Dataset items
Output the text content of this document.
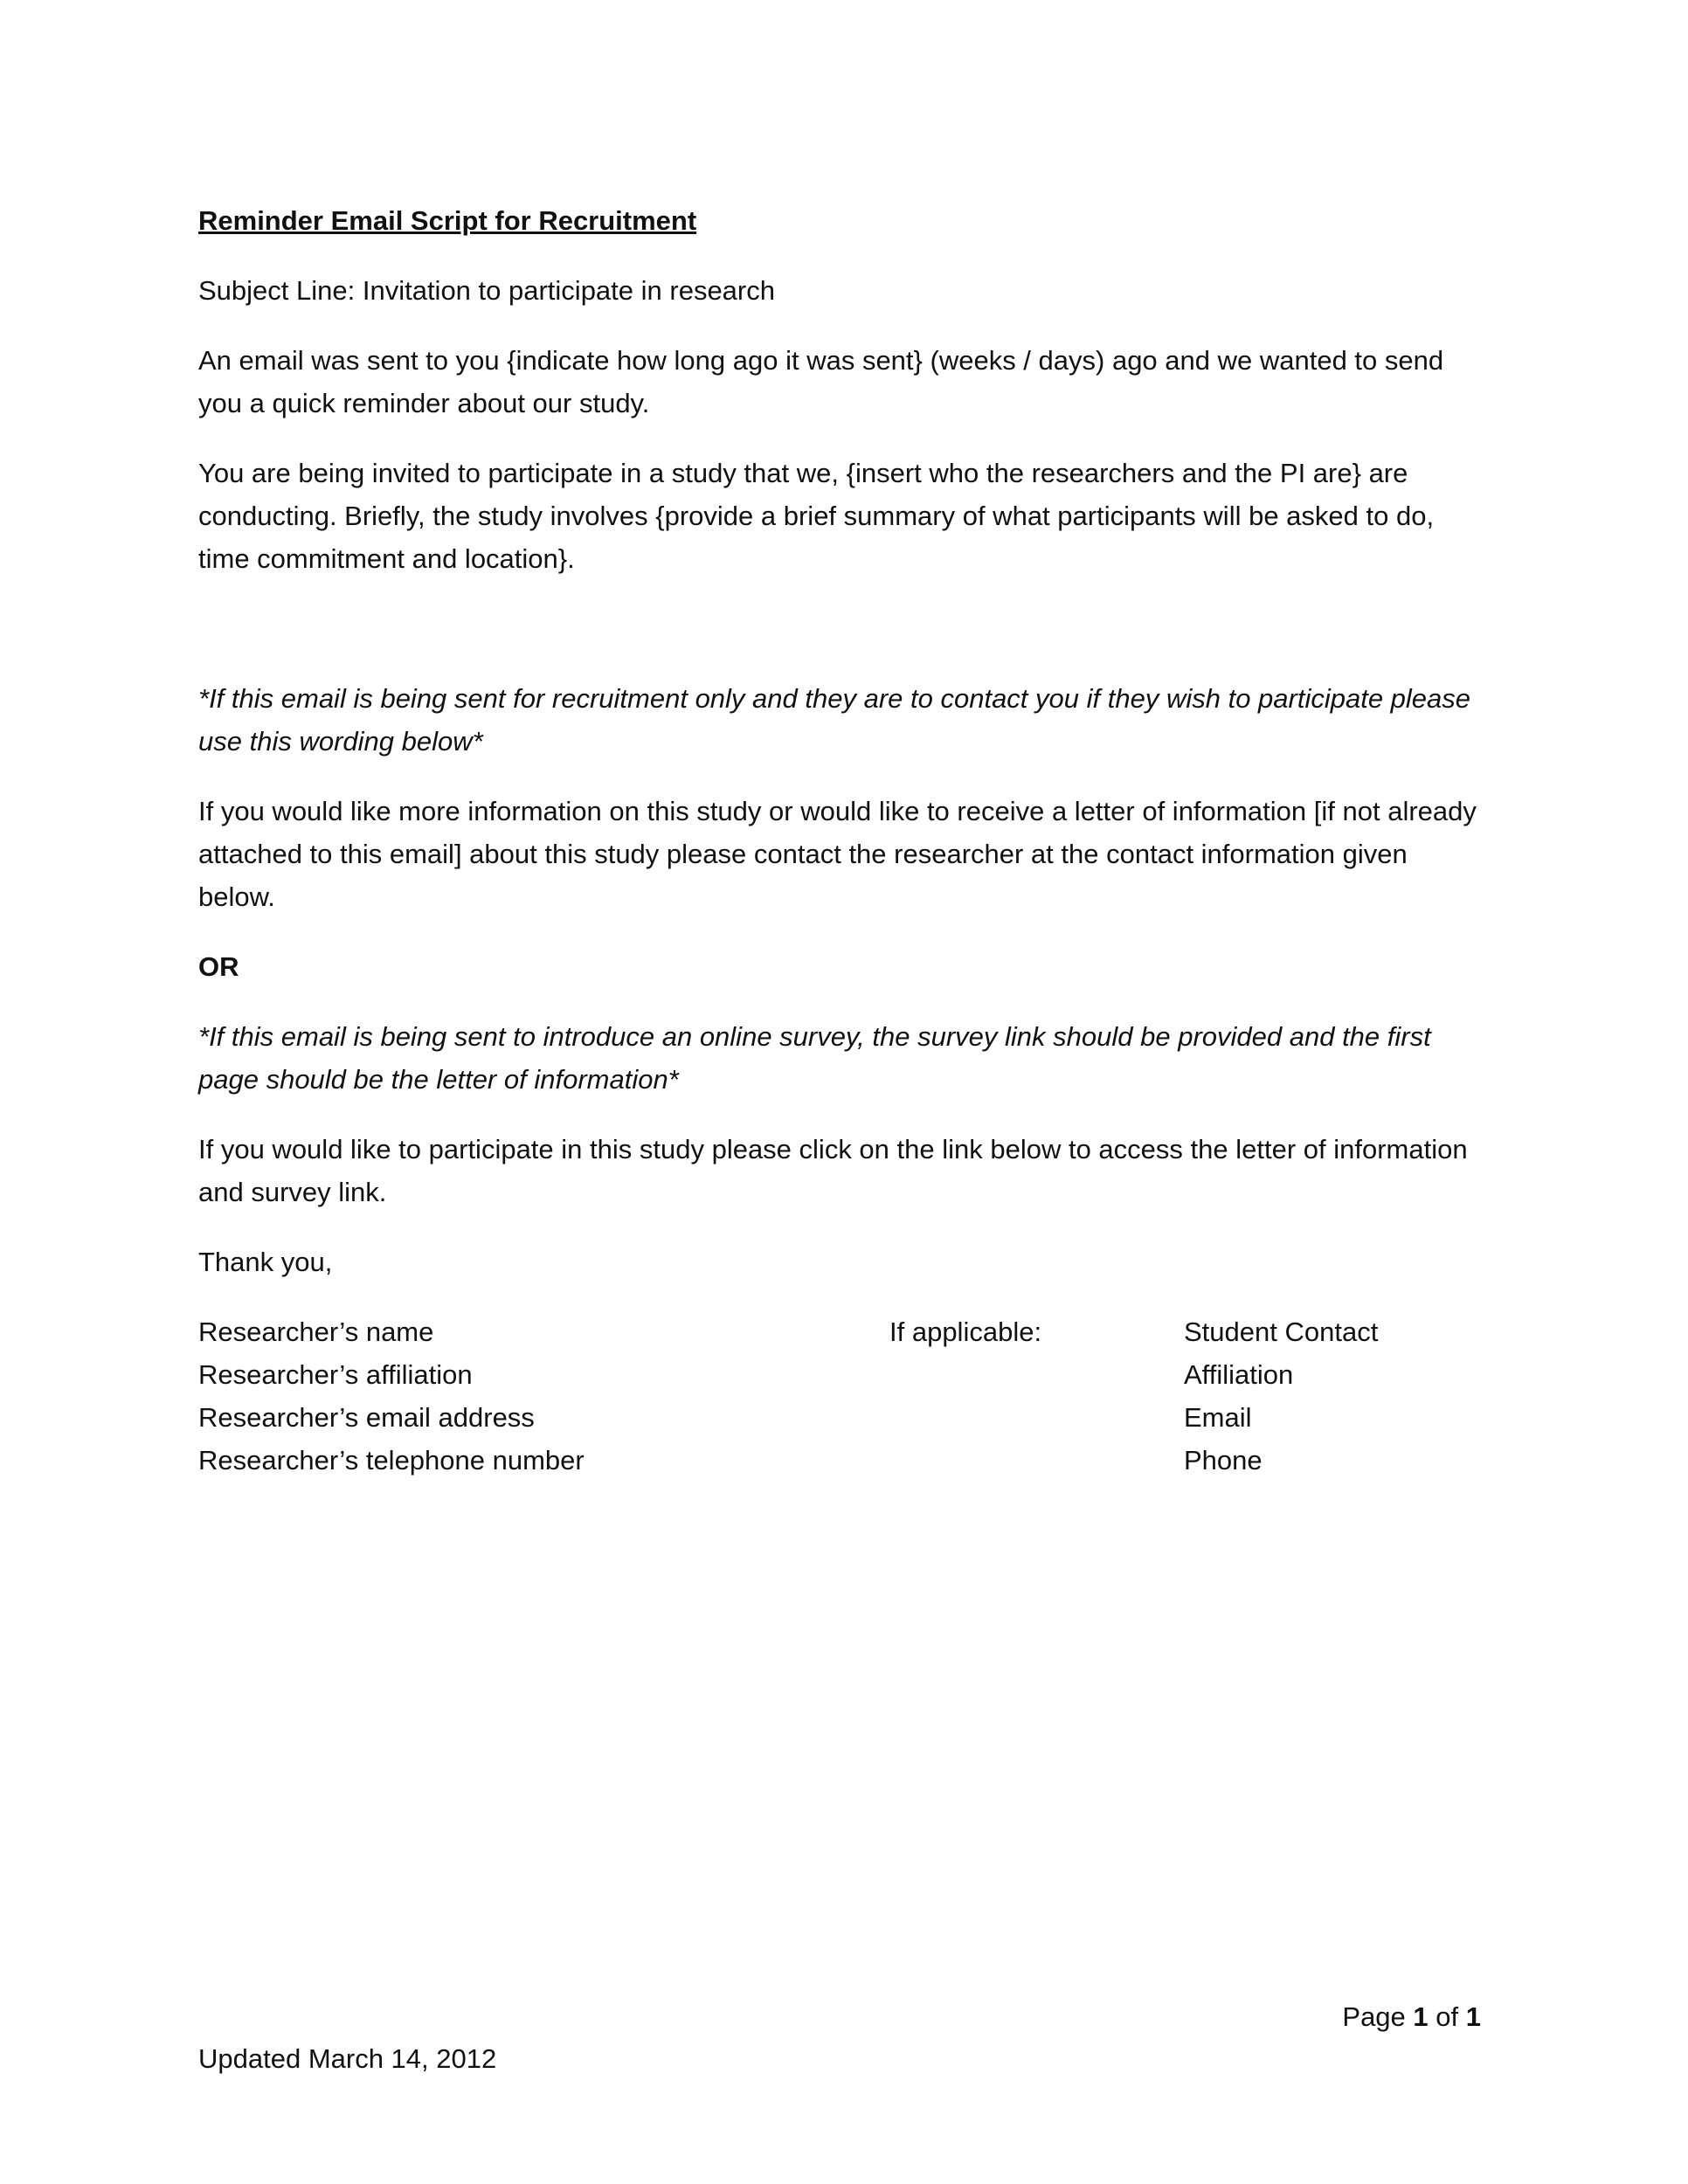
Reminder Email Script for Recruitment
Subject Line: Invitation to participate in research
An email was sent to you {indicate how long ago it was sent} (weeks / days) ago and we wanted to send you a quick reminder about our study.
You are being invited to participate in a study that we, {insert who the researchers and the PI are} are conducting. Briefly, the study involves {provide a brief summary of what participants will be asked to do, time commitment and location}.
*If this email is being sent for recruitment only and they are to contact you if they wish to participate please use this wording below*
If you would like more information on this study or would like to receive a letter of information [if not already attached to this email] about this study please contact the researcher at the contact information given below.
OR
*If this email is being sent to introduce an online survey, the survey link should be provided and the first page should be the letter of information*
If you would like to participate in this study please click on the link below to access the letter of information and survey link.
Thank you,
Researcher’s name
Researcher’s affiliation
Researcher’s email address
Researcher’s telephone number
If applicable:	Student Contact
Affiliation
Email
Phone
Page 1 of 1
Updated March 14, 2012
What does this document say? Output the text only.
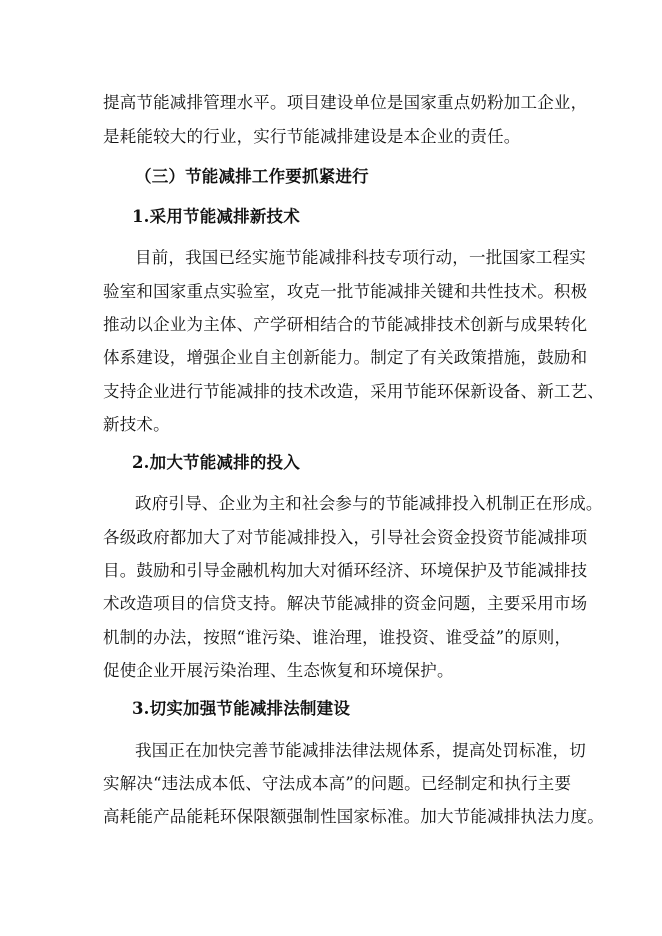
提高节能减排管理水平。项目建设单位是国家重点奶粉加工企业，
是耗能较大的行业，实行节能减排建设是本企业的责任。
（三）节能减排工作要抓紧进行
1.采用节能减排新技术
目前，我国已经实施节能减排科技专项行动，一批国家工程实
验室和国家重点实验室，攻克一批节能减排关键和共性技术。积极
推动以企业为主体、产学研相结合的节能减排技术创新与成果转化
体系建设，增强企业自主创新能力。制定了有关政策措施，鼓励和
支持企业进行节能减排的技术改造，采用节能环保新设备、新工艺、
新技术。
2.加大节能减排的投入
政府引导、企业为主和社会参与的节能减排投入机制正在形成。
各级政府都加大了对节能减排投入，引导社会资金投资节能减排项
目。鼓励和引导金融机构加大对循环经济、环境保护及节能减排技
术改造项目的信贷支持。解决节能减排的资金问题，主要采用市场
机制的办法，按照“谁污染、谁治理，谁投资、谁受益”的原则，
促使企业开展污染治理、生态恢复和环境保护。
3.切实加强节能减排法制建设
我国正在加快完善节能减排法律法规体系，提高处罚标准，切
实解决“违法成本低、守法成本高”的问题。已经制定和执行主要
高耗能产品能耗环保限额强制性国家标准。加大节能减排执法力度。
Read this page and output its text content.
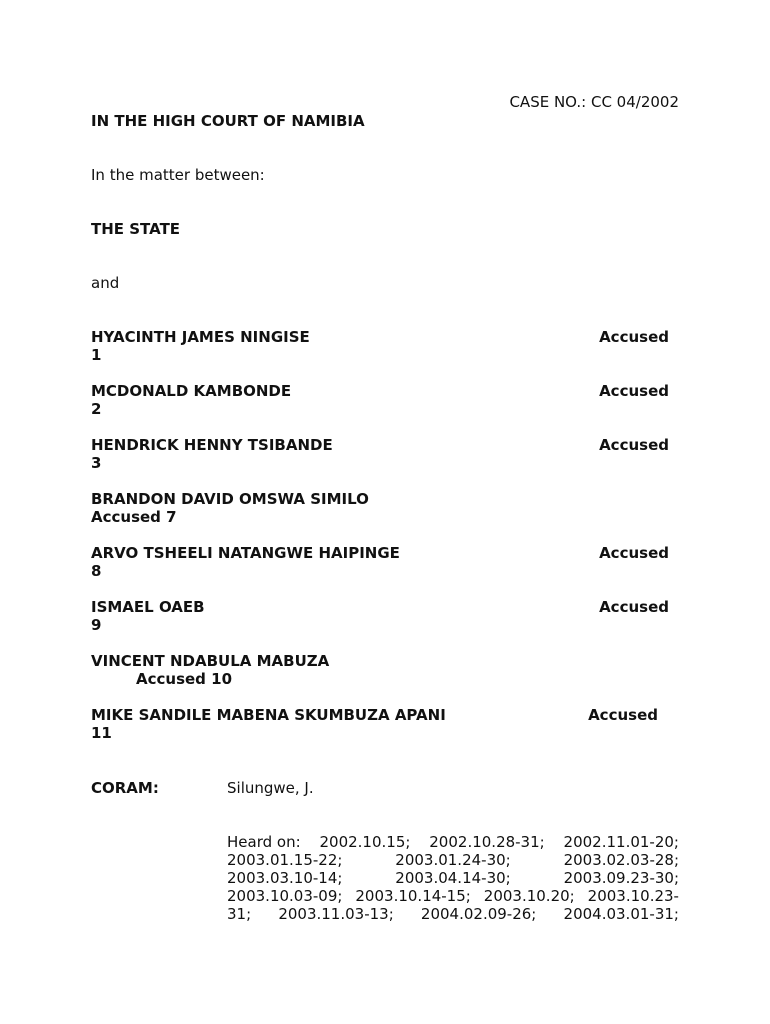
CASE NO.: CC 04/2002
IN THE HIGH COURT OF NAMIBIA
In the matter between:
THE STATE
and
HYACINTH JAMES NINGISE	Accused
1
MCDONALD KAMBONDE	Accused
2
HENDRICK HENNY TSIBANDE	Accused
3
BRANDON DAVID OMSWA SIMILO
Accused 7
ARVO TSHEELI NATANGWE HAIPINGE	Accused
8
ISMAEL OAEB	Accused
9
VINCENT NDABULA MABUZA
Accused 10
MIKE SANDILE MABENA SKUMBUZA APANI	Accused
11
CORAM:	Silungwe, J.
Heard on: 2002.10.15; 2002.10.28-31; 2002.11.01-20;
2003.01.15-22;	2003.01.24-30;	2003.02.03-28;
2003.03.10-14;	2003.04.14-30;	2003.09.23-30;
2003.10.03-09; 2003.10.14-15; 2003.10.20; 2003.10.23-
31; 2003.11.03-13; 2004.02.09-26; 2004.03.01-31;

**Exercise instructions:** Gather each line of the listing that holds the string "like".

**Answer to this exercise:**
If you would like more information on this study or would like to receive a letter of information [if not already attached to this email] about this study please contact the researcher at the contact information given below.
If you would like to participate in this study please click on the link below to access the letter of information and survey link.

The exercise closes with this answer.